LA TAREA: ¿Puedes reescribir las entradas desde el principio hasta la línea que contiene "most 100 elements.", ambas incluidas, cambiando "annotation" por "note" y dejando todo lo demás igual?

EXTRACTOS DE DATOS:

....

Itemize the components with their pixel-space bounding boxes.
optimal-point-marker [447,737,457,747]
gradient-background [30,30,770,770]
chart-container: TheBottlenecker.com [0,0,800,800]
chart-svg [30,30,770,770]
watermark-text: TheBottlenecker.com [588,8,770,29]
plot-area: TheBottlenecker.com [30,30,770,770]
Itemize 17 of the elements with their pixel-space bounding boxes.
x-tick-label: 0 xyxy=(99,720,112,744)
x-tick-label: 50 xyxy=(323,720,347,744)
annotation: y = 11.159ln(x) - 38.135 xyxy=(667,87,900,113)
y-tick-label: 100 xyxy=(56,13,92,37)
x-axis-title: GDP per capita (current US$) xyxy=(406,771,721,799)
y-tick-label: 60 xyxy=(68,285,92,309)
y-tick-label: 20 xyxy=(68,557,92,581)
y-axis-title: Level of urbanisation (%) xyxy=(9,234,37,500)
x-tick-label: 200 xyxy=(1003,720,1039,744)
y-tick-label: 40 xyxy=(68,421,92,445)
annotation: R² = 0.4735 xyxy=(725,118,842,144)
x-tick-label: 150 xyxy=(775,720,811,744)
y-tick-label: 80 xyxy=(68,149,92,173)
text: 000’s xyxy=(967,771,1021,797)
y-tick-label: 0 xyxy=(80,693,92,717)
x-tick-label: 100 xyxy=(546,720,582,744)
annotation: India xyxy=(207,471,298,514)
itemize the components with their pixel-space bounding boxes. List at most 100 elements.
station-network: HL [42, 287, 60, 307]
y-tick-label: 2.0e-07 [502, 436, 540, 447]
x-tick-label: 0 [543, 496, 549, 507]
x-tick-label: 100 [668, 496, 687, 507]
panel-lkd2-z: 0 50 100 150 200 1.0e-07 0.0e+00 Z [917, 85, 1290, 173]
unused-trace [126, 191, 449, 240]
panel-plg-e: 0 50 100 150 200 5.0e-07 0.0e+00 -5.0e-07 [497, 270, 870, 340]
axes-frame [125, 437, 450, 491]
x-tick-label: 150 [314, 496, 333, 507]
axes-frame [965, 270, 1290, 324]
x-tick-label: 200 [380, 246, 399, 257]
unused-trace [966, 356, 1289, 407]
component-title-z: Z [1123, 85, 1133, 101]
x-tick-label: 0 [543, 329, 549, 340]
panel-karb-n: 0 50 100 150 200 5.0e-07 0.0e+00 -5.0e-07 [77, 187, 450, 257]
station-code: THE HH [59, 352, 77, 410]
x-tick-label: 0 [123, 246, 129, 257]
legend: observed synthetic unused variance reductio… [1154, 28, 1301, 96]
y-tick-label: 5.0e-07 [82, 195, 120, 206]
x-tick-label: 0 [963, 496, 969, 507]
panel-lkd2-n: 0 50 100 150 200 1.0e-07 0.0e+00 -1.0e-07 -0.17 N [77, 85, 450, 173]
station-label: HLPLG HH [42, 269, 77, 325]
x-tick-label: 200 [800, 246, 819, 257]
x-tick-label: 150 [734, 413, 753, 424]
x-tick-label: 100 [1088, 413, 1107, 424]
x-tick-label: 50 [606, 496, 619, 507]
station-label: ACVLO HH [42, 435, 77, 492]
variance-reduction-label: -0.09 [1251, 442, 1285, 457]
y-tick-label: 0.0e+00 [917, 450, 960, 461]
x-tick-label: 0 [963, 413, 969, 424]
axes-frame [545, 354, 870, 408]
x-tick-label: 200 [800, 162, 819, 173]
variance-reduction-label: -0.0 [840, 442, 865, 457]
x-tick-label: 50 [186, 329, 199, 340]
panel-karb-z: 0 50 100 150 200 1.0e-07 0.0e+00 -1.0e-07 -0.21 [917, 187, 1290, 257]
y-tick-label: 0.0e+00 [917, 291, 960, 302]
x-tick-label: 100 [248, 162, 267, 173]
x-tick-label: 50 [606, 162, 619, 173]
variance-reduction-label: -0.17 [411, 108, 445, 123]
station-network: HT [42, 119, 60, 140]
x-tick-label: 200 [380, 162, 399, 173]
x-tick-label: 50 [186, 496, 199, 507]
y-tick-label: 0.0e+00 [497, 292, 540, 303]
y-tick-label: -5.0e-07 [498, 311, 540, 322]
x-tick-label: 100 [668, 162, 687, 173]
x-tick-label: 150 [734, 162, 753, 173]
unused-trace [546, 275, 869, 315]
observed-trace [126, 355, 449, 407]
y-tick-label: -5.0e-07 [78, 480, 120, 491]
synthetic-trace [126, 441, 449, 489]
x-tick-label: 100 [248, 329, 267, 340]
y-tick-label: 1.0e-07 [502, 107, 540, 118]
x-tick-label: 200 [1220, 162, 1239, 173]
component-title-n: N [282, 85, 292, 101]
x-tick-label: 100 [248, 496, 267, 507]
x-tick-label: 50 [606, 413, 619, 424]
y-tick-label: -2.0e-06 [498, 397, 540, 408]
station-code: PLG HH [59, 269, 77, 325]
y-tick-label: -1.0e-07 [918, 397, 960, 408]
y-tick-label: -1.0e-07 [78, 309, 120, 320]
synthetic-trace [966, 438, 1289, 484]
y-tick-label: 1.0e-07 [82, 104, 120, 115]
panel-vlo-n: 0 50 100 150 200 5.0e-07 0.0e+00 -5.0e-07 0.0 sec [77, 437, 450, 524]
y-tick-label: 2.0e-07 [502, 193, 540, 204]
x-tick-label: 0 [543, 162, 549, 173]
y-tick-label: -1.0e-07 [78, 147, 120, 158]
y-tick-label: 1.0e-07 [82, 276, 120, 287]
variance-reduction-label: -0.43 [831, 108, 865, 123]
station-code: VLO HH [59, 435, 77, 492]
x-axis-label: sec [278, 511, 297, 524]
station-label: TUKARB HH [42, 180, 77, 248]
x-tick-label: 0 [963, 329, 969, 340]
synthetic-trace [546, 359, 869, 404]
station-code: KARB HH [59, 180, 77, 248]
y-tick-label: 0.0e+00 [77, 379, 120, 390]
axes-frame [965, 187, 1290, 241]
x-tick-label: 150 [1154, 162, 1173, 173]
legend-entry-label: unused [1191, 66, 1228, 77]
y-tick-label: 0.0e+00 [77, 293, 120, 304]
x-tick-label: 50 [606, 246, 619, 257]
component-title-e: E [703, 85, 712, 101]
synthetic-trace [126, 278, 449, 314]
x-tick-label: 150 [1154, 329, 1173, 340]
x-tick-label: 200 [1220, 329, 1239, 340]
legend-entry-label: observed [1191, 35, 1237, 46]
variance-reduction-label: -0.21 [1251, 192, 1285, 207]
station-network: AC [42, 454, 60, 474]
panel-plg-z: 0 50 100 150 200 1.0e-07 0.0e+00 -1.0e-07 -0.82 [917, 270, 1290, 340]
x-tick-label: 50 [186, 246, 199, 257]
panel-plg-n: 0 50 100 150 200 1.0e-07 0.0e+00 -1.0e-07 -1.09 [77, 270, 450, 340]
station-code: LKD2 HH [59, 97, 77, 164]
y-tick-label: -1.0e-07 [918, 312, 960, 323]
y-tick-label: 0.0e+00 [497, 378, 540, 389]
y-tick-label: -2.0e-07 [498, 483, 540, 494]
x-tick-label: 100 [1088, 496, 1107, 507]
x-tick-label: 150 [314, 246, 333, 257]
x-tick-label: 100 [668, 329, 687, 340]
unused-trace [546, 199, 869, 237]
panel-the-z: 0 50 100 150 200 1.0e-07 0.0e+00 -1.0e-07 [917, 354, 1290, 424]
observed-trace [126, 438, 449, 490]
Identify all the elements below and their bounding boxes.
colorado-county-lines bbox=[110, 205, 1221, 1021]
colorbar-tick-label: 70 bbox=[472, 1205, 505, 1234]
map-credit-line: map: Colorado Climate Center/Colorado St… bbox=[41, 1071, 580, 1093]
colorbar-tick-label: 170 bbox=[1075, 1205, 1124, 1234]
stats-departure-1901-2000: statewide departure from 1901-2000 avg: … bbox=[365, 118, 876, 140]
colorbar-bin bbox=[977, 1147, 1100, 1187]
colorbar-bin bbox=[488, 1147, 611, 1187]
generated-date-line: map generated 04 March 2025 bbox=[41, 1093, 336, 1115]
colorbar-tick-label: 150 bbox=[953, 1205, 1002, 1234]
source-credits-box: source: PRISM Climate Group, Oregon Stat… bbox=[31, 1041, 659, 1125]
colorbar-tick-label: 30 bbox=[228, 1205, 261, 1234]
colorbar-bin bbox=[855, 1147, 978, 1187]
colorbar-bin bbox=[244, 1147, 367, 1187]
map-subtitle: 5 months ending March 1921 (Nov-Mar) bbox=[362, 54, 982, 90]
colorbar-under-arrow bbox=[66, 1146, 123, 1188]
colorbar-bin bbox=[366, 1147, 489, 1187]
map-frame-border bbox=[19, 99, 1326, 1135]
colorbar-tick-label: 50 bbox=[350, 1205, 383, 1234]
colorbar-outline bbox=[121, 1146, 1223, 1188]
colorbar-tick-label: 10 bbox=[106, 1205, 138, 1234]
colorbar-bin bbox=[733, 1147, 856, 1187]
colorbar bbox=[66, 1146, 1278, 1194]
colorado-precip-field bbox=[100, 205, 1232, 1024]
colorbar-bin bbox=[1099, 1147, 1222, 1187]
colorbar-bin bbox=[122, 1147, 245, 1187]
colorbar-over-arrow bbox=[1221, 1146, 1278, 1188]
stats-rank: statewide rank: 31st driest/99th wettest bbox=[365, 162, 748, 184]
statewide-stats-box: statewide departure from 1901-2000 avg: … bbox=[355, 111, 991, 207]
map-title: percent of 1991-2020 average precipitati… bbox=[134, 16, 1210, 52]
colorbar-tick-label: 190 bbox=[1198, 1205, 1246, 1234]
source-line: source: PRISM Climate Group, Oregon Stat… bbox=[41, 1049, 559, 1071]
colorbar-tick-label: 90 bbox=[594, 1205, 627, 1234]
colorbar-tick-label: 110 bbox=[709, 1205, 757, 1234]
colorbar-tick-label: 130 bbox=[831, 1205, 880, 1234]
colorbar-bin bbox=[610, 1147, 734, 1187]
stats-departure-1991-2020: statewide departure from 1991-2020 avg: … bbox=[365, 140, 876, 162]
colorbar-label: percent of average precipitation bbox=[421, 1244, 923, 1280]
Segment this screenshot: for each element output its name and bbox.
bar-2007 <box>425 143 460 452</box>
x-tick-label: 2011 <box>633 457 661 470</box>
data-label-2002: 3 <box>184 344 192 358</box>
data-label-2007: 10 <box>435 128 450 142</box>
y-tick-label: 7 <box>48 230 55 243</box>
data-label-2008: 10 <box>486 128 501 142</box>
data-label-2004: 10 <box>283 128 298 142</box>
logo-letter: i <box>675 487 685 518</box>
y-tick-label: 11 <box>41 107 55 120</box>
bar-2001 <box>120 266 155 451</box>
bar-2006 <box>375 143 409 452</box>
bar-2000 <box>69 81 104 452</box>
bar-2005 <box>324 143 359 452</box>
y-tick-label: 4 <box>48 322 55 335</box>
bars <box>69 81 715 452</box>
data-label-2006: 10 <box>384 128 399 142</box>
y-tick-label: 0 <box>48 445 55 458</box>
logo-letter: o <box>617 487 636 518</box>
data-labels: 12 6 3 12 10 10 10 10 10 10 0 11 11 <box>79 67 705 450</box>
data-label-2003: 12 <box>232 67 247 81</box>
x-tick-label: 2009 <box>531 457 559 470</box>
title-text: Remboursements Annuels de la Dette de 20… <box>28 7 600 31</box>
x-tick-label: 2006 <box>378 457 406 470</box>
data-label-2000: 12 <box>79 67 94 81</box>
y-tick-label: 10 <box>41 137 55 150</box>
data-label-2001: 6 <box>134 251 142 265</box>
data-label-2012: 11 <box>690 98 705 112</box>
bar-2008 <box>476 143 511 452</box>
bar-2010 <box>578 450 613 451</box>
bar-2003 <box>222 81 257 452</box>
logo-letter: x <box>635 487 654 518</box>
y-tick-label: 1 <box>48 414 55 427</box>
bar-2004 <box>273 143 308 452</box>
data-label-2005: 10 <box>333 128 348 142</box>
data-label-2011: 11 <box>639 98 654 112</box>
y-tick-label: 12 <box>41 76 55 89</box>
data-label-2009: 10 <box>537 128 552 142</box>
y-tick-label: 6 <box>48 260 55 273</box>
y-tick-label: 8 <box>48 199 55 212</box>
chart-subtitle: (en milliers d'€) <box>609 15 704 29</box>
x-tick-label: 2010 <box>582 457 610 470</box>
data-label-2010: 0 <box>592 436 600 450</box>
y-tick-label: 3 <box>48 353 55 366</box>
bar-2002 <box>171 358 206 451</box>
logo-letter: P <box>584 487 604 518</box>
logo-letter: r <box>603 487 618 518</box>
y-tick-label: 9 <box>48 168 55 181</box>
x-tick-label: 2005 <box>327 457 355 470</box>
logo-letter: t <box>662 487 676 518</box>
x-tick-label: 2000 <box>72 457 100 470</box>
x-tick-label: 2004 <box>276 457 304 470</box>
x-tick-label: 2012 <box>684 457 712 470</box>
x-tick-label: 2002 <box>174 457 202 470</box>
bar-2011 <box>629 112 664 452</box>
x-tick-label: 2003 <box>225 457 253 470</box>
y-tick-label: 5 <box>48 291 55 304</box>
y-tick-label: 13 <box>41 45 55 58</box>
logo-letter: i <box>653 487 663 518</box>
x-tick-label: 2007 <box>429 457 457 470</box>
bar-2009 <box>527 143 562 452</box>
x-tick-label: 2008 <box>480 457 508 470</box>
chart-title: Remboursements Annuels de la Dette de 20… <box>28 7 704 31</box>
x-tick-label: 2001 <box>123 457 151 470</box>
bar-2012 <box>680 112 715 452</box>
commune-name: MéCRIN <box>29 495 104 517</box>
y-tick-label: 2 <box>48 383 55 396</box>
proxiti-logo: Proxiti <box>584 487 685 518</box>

....

SALIDA COMPLETA:
Itemize the components with their pixel-space bounding boxes.
optimal-point-marker [447,737,457,747]
gradient-background [30,30,770,770]
chart-container: TheBottlenecker.com [0,0,800,800]
chart-svg [30,30,770,770]
watermark-text: TheBottlenecker.com [588,8,770,29]
plot-area: TheBottlenecker.com [30,30,770,770]
Itemize 17 of the elements with their pixel-space bounding boxes.
x-tick-label: 0 xyxy=(99,720,112,744)
x-tick-label: 50 xyxy=(323,720,347,744)
note: y = 11.159ln(x) - 38.135 xyxy=(667,87,900,113)
y-tick-label: 100 xyxy=(56,13,92,37)
x-axis-title: GDP per capita (current US$) xyxy=(406,771,721,799)
y-tick-label: 60 xyxy=(68,285,92,309)
y-tick-label: 20 xyxy=(68,557,92,581)
y-axis-title: Level of urbanisation (%) xyxy=(9,234,37,500)
x-tick-label: 200 xyxy=(1003,720,1039,744)
y-tick-label: 40 xyxy=(68,421,92,445)
note: R² = 0.4735 xyxy=(725,118,842,144)
x-tick-label: 150 xyxy=(775,720,811,744)
y-tick-label: 80 xyxy=(68,149,92,173)
text: 000’s xyxy=(967,771,1021,797)
y-tick-label: 0 xyxy=(80,693,92,717)
x-tick-label: 100 xyxy=(546,720,582,744)
note: India xyxy=(207,471,298,514)
itemize the components with their pixel-space bounding boxes. List at most 100 elements.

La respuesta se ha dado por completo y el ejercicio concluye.